▸ **TRECHO DO DOCUMENTO**
|
Texto Anterior | Próximo Texto | Índice
CLÓVIS ROSSI
Um certo gosto de sangue
SÃO PAULO - Duas ou três cartas
sobre o caso Isabella me horrorizaram. Leitores aparentemente alfabetizados decretavam a culpa do
pai e da madrasta da menina só com
base nas informações que a polícia
libera para o jornalismo. Jogam no
lixo o devido processo legal, um dos
principiais pilares da civilização.
Pensei que fosse reação restrita a
exóticos de diferentes origens,
atraídos pelos holofotes da TV, mas
verifico, horrorizado, que há muito
talibã solto por aí.
Na maioria das cartas, chovem
críticas à mídia, apontada como
única responsável pelo circo armado em torno do caso. Responsável,
sim; única, não.
Sem que as autoridades -as
ÚNICAS que detêm informações
sobre o caso- alimentem o circo,
não há circo, ou o circo é menos
nefasto.

▸ **MATERIAL FORNECIDO**
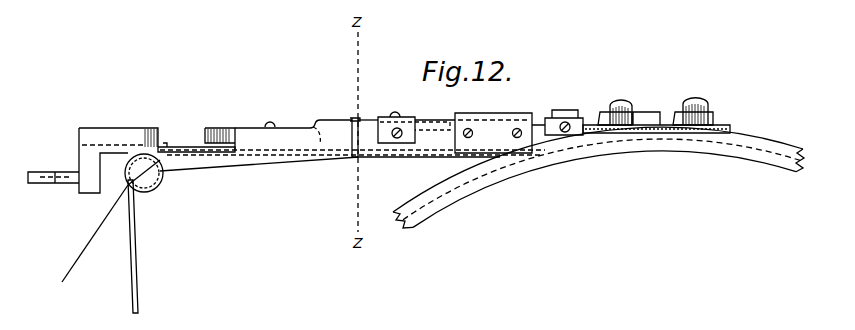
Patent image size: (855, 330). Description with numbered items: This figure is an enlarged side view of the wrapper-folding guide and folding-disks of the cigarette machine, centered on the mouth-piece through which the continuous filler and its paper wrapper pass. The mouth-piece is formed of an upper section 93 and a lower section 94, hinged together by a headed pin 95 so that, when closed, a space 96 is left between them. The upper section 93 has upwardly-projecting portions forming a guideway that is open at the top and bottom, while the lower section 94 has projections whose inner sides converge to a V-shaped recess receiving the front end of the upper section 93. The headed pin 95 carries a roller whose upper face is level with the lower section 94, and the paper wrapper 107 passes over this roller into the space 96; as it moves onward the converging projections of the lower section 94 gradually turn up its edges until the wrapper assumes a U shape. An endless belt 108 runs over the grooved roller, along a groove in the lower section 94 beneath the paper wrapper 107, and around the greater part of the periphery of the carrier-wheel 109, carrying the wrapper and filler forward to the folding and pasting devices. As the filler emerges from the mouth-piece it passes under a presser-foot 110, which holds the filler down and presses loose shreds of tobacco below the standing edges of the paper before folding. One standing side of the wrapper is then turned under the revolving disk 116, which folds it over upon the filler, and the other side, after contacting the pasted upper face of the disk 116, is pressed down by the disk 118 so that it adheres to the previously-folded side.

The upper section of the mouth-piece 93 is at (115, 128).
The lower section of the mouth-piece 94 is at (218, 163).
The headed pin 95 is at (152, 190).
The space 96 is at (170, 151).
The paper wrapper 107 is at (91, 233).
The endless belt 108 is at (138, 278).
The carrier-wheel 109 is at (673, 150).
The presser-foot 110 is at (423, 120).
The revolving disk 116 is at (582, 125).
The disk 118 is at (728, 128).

▸ **TAREFA PROPOSTA A**
De acordo com o trecho do documento, por que a mídia é responsável, mas não a única responsável, pelo circo armado em torno do caso? Responda em uma a três frases.
▸ **TAREFA PROPOSTA B**
Segundo o trecho do documento, com base em que os leitores decretavam a culpa do pai e da madrasta da menina?

▸ **RESPOSTA DO EXERCÍCIO A**
Porque as autoridades são as únicas que detêm informações sobre o caso. Se elas não alimentarem o circo, não há circo, ou ele é menos nefasto.

▸ **RESPOSTA DO EXERCÍCIO B**
Os leitores se baseavam apenas nas informações que a polícia libera para o jornalismo.